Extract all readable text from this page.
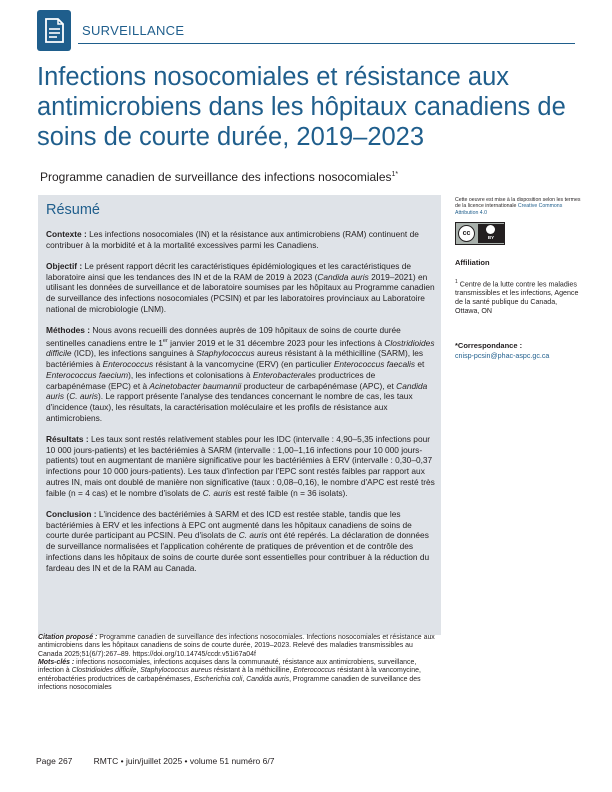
SURVEILLANCE
Infections nosocomiales et résistance aux antimicrobiens dans les hôpitaux canadiens de soins de courte durée, 2019–2023
Programme canadien de surveillance des infections nosocomiales$^{1*}$
Résumé

Contexte : Les infections nosocomiales (IN) et la résistance aux antimicrobiens (RAM) continuent de contribuer à la morbidité et à la mortalité excessives parmi les Canadiens.

Objectif : Le présent rapport décrit les caractéristiques épidémiologiques et les caractéristiques de laboratoire ainsi que les tendances des IN et de la RAM de 2019 à 2023 (Candida auris 2019–2021) en utilisant les données de surveillance et de laboratoire soumises par les hôpitaux au Programme canadien de surveillance des infections nosocomiales (PCSIN) et par les laboratoires provinciaux au Laboratoire national de microbiologie (LNM).

Méthodes : Nous avons recueilli des données auprès de 109 hôpitaux de soins de courte durée sentinelles canadiens entre le 1er janvier 2019 et le 31 décembre 2023 pour les infections à Clostridioides difficile (ICD), les infections sanguines à Staphylococcus aureus résistant à la méthicilline (SARM), les bactériémies à Enterococcus résistant à la vancomycine (ERV) (en particulier Enterococcus faecalis et Enterococcus faecium), les infections et colonisations à Enterobacterales productrices de carbapénémase (EPC) et à Acinetobacter baumannii producteur de carbapénémase (APC), et Candida auris (C. auris). Le rapport présente l'analyse des tendances concernant le nombre de cas, les taux d'incidence (taux), les résultats, la caractérisation moléculaire et les profils de résistance aux antimicrobiens.

Résultats : Les taux sont restés relativement stables pour les IDC (intervalle : 4,90–5,35 infections pour 10 000 jours-patients) et les bactériémies à SARM (intervalle : 1,00–1,16 infections pour 10 000 jours-patients) tout en augmentant de manière significative pour les bactériémies à ERV (intervalle : 0,30–0,37 infections pour 10 000 jours-patients). Les taux d'infection par l'EPC sont restés faibles par rapport aux autres IN, mais ont doublé de manière non significative (taux : 0,08–0,16), le nombre d'APC est resté très faible (n = 4 cas) et le nombre d'isolats de C. auris est resté faible (n = 36 isolats).

Conclusion : L'incidence des bactériémies à SARM et des ICD est restée stable, tandis que les bactériémies à ERV et les infections à EPC ont augmenté dans les hôpitaux canadiens de soins de courte durée participant au PCSIN. Peu d'isolats de C. auris ont été repérés. La déclaration de données de surveillance normalisées et l'application cohérente de pratiques de prévention et de contrôle des infections dans les hôpitaux de soins de courte durée sont essentielles pour contribuer à la réduction du fardeau des IN et de la RAM au Canada.

Cette oeuvre est mise à la disposition selon les termes de la licence internationale Creative Commons Attribution 4.0
cc
BY
Affiliation
$^1$ Centre de la lutte contre les maladies transmissibles et les infections, Agence de la santé publique du Canada, Ottawa, ON
*Correspondance :
cnisp-pcsin@phac-aspc.gc.ca
Citation proposé : Programme canadien de surveillance des infections nosocomiales. Infections nosocomiales et résistance aux antimicrobiens dans les hôpitaux canadiens de soins de courte durée, 2019–2023. Relevé des maladies transmissibles au Canada 2025;51(6/7):267–89. https://doi.org/10.14745/ccdr.v51i67a04f
Mots-clés : infections nosocomiales, infections acquises dans la communauté, résistance aux antimicrobiens, surveillance, infection à Clostridioides difficile, Staphylococcus aureus résistant à la méthicilline, Enterococcus résistant à la vancomycine, entérobactéries productrices de carbapénémases, Escherichia coli, Candida auris, Programme canadien de surveillance des infections nosocomiales
Page 267	RMTC • juin/juillet 2025 • volume 51 numéro 6/7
════════════════════
What is expected: Pictures appear in the records above. Output everything except them, exactly.

Exercise result:
Extract all readable text from this page.
SURVEILLANCE
Infections nosocomiales et résistance aux antimicrobiens dans les hôpitaux canadiens de soins de courte durée, 2019–2023
Programme canadien de surveillance des infections nosocomiales$^{1*}$
Résumé

Contexte : Les infections nosocomiales (IN) et la résistance aux antimicrobiens (RAM) continuent de contribuer à la morbidité et à la mortalité excessives parmi les Canadiens.

Objectif : Le présent rapport décrit les caractéristiques épidémiologiques et les caractéristiques de laboratoire ainsi que les tendances des IN et de la RAM de 2019 à 2023 (Candida auris 2019–2021) en utilisant les données de surveillance et de laboratoire soumises par les hôpitaux au Programme canadien de surveillance des infections nosocomiales (PCSIN) et par les laboratoires provinciaux au Laboratoire national de microbiologie (LNM).

Méthodes : Nous avons recueilli des données auprès de 109 hôpitaux de soins de courte durée sentinelles canadiens entre le 1er janvier 2019 et le 31 décembre 2023 pour les infections à Clostridioides difficile (ICD), les infections sanguines à Staphylococcus aureus résistant à la méthicilline (SARM), les bactériémies à Enterococcus résistant à la vancomycine (ERV) (en particulier Enterococcus faecalis et Enterococcus faecium), les infections et colonisations à Enterobacterales productrices de carbapénémase (EPC) et à Acinetobacter baumannii producteur de carbapénémase (APC), et Candida auris (C. auris). Le rapport présente l'analyse des tendances concernant le nombre de cas, les taux d'incidence (taux), les résultats, la caractérisation moléculaire et les profils de résistance aux antimicrobiens.

Résultats : Les taux sont restés relativement stables pour les IDC (intervalle : 4,90–5,35 infections pour 10 000 jours-patients) et les bactériémies à SARM (intervalle : 1,00–1,16 infections pour 10 000 jours-patients) tout en augmentant de manière significative pour les bactériémies à ERV (intervalle : 0,30–0,37 infections pour 10 000 jours-patients). Les taux d'infection par l'EPC sont restés faibles par rapport aux autres IN, mais ont doublé de manière non significative (taux : 0,08–0,16), le nombre d'APC est resté très faible (n = 4 cas) et le nombre d'isolats de C. auris est resté faible (n = 36 isolats).

Conclusion : L'incidence des bactériémies à SARM et des ICD est restée stable, tandis que les bactériémies à ERV et les infections à EPC ont augmenté dans les hôpitaux canadiens de soins de courte durée participant au PCSIN. Peu d'isolats de C. auris ont été repérés. La déclaration de données de surveillance normalisées et l'application cohérente de pratiques de prévention et de contrôle des infections dans les hôpitaux de soins de courte durée sont essentielles pour contribuer à la réduction du fardeau des IN et de la RAM au Canada.

Cette oeuvre est mise à la disposition selon les termes de la licence internationale Creative Commons Attribution 4.0
cc
BY
Affiliation
$^1$ Centre de la lutte contre les maladies transmissibles et les infections, Agence de la santé publique du Canada, Ottawa, ON
*Correspondance :
cnisp-pcsin@phac-aspc.gc.ca
Citation proposé : Programme canadien de surveillance des infections nosocomiales. Infections nosocomiales et résistance aux antimicrobiens dans les hôpitaux canadiens de soins de courte durée, 2019–2023. Relevé des maladies transmissibles au Canada 2025;51(6/7):267–89. https://doi.org/10.14745/ccdr.v51i67a04f
Mots-clés : infections nosocomiales, infections acquises dans la communauté, résistance aux antimicrobiens, surveillance, infection à Clostridioides difficile, Staphylococcus aureus résistant à la méthicilline, Enterococcus résistant à la vancomycine, entérobactéries productrices de carbapénémases, Escherichia coli, Candida auris, Programme canadien de surveillance des infections nosocomiales
Page 267	RMTC • juin/juillet 2025 • volume 51 numéro 6/7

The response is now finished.